:: Task to carry out ::
Copy each line of the entries beneath that contains the word "JSON".

:: Available records ::
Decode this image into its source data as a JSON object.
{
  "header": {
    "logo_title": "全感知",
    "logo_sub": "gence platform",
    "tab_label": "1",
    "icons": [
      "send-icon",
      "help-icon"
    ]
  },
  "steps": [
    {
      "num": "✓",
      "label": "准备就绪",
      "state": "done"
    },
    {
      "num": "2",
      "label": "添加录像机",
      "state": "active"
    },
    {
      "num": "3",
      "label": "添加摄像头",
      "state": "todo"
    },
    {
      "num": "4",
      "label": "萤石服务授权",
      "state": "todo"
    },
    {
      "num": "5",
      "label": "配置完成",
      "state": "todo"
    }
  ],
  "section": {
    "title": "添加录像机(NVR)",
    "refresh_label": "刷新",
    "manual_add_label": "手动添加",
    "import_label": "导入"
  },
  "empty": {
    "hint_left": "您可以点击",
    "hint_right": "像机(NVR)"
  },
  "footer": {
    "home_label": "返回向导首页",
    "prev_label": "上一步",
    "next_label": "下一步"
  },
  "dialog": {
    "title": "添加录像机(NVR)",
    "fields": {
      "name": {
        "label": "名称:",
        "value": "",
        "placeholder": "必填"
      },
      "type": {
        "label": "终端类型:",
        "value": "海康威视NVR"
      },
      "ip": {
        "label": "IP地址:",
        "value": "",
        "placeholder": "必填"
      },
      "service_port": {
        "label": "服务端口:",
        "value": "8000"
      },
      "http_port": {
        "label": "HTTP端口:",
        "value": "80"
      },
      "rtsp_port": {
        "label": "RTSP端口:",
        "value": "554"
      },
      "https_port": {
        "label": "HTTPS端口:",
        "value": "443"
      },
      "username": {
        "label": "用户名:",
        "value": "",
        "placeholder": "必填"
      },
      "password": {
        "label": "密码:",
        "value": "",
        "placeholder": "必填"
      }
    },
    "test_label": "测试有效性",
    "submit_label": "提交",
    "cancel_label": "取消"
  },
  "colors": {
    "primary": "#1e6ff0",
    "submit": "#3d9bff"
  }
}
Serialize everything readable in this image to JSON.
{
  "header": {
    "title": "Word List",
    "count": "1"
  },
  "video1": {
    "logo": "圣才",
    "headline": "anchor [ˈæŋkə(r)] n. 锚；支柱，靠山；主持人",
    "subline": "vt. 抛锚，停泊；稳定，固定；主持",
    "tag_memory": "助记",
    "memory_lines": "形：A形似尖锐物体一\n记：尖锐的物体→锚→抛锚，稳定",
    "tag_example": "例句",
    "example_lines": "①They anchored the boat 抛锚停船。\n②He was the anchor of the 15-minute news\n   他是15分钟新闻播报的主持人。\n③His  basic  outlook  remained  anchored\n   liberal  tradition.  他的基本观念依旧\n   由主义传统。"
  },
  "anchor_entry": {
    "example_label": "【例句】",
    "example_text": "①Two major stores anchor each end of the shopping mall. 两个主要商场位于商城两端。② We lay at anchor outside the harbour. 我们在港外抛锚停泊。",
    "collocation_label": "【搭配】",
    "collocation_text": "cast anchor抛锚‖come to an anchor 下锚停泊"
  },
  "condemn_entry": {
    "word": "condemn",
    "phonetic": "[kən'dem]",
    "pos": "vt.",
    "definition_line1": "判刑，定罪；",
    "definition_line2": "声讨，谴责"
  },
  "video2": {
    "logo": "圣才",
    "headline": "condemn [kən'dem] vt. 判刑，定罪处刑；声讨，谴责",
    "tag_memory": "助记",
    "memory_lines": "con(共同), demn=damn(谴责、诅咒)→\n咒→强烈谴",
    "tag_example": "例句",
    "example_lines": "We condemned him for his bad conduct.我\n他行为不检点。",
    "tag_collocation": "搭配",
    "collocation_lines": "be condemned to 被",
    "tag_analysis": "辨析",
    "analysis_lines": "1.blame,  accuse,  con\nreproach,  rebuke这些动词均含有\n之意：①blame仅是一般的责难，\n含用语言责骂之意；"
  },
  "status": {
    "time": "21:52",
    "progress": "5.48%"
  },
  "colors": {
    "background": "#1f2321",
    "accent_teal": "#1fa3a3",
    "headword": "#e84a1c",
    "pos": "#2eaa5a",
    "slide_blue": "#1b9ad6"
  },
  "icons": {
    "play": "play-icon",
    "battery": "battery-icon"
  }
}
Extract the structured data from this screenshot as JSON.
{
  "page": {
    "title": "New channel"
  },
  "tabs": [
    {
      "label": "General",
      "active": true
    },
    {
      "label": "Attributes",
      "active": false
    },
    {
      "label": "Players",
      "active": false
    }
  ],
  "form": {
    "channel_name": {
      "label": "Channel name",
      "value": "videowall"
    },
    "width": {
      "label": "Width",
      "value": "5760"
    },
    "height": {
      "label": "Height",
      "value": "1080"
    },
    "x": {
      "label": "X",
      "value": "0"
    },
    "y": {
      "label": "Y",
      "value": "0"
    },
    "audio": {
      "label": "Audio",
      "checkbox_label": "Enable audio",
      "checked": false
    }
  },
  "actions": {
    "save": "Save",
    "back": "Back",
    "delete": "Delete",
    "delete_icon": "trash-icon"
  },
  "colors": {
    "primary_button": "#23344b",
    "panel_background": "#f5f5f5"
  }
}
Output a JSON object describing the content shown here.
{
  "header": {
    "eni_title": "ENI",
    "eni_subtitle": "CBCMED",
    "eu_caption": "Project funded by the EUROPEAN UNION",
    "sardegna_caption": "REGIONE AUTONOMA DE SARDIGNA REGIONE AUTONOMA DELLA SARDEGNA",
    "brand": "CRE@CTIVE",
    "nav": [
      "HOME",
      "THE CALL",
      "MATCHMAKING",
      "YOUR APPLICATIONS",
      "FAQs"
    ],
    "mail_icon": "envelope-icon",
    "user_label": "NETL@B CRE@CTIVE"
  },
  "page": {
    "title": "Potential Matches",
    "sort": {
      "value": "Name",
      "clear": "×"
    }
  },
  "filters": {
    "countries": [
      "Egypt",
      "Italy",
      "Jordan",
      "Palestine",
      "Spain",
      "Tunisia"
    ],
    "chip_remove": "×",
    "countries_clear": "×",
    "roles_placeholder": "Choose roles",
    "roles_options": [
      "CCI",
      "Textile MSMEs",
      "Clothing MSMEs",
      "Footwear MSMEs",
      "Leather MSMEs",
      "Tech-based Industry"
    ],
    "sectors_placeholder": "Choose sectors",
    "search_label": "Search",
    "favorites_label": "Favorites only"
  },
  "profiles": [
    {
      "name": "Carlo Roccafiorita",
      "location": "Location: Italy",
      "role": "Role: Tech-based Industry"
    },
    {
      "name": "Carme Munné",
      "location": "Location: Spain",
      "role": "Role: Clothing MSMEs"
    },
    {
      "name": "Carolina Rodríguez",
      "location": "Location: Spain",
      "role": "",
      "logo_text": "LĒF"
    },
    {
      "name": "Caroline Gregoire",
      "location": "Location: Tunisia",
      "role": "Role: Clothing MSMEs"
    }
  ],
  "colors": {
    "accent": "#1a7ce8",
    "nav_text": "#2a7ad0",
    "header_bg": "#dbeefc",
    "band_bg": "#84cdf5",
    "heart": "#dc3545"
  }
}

:: Response to the exercise ::
Decode this image into its source data as a JSON object.
Serialize everything readable in this image to JSON.
Extract the structured data from this screenshot as JSON.
Output a JSON object describing the content shown here.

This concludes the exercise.